# [Exercise]
Locate and copy each line in the data that contains the word "background".

====== Exercise materials ======

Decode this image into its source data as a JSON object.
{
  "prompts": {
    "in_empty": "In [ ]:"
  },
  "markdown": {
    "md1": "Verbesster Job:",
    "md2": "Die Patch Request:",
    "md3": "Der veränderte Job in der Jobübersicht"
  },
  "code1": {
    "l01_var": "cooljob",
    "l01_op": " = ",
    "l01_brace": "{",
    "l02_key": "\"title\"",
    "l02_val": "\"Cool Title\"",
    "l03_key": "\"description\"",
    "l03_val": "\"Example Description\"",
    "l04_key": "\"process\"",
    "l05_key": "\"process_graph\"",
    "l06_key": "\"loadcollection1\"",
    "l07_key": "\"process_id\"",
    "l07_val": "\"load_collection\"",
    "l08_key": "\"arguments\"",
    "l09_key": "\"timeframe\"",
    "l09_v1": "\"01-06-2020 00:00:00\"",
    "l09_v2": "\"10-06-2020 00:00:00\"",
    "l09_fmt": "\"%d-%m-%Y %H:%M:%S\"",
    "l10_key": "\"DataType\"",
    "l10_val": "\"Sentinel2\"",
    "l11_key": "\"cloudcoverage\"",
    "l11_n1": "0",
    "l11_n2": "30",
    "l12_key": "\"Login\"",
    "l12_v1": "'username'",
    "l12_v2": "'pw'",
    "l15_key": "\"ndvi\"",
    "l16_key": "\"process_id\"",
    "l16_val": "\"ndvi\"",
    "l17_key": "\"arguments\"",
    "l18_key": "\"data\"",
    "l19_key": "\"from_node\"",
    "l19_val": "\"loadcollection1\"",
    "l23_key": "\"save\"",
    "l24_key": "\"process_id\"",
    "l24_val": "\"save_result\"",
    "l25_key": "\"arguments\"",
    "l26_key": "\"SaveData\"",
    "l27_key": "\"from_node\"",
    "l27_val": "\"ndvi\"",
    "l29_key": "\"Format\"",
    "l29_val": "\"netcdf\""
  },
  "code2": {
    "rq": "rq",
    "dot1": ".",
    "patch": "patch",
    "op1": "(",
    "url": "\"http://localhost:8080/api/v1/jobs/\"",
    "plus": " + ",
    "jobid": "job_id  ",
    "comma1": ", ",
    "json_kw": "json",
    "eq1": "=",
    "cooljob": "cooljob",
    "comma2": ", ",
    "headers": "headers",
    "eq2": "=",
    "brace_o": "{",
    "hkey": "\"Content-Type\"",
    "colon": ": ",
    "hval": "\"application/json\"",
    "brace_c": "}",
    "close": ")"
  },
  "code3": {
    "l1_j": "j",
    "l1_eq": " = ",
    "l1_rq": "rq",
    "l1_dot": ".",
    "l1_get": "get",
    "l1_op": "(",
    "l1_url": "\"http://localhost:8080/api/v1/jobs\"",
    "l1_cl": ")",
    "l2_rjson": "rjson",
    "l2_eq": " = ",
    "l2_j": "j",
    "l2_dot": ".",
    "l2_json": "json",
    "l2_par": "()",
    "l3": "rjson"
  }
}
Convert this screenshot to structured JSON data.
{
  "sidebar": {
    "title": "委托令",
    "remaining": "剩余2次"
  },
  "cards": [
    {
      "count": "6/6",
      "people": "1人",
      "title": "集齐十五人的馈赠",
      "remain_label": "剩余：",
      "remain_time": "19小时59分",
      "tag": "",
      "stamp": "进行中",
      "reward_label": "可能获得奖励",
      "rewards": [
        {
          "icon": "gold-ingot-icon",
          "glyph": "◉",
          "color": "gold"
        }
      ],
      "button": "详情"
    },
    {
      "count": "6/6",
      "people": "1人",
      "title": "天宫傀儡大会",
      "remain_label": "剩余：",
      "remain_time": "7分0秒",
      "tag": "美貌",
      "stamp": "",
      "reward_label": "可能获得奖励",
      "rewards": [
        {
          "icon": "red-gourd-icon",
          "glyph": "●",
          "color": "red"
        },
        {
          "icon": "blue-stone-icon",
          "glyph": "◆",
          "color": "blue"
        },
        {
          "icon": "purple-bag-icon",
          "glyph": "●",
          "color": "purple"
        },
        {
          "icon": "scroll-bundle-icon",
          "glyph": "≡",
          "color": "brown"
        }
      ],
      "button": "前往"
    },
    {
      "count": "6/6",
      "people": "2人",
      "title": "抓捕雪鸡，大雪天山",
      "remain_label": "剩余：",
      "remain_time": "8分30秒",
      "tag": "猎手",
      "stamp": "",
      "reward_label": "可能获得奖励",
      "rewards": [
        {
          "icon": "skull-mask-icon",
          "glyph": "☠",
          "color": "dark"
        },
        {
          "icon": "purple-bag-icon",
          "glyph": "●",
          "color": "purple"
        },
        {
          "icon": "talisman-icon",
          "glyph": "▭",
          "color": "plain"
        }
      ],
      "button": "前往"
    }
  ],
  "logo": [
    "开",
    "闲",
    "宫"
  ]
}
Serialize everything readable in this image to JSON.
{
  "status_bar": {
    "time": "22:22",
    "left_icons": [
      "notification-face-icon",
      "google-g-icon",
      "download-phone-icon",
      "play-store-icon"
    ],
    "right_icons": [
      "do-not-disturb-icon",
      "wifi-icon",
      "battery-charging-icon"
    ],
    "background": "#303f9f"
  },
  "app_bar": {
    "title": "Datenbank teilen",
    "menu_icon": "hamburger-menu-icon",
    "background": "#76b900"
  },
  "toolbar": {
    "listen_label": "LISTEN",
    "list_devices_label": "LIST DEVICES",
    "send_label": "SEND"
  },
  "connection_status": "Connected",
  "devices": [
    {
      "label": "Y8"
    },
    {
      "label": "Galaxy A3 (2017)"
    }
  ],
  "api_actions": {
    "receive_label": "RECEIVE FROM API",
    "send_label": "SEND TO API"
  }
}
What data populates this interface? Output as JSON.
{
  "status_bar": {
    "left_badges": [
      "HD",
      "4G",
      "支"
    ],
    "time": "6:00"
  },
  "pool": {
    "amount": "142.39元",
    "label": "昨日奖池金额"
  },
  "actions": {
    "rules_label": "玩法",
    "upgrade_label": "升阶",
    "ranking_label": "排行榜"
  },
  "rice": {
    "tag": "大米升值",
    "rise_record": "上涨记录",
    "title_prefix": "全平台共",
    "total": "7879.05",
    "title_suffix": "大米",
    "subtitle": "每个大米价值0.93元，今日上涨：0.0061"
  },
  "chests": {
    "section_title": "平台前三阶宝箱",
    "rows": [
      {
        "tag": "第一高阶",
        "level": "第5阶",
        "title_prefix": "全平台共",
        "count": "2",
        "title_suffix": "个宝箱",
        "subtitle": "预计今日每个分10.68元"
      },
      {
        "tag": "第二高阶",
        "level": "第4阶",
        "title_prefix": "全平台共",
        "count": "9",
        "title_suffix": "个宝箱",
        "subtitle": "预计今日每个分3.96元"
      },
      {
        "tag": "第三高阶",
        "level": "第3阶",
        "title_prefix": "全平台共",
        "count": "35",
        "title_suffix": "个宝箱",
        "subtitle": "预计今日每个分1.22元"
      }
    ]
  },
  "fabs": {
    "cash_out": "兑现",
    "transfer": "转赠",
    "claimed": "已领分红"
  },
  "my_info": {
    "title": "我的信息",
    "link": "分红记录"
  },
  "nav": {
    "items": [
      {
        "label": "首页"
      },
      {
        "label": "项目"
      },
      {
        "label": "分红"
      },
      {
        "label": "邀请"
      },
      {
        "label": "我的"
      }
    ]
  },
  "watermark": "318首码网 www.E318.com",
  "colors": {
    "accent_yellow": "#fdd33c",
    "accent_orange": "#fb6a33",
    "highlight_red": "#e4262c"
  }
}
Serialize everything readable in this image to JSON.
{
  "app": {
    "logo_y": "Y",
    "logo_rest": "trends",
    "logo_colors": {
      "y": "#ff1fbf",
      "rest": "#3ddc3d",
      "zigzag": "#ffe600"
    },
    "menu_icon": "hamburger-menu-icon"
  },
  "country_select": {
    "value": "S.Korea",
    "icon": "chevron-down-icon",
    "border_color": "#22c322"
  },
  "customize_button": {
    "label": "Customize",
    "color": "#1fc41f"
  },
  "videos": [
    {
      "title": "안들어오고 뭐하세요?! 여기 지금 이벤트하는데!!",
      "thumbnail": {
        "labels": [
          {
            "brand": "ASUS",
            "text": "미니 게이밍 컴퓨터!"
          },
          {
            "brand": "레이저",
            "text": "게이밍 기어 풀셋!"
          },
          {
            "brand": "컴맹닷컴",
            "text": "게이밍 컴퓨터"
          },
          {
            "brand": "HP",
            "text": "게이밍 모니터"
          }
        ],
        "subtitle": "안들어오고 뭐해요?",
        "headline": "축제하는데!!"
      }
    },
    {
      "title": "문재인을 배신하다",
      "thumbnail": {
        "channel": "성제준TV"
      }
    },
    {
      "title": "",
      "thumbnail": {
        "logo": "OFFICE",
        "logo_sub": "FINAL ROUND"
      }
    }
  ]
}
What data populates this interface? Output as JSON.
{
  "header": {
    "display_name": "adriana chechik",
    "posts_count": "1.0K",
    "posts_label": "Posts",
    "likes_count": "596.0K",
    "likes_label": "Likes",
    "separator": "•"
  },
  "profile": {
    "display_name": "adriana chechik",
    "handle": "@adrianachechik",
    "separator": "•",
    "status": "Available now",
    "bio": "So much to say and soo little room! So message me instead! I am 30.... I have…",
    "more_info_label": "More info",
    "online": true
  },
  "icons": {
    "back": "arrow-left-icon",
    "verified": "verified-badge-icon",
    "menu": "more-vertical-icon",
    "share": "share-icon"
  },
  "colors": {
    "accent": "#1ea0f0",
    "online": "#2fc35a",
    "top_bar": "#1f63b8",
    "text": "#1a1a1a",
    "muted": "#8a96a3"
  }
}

======

# [Correct answer]
    "background": "#303f9f"
    "background": "#76b900"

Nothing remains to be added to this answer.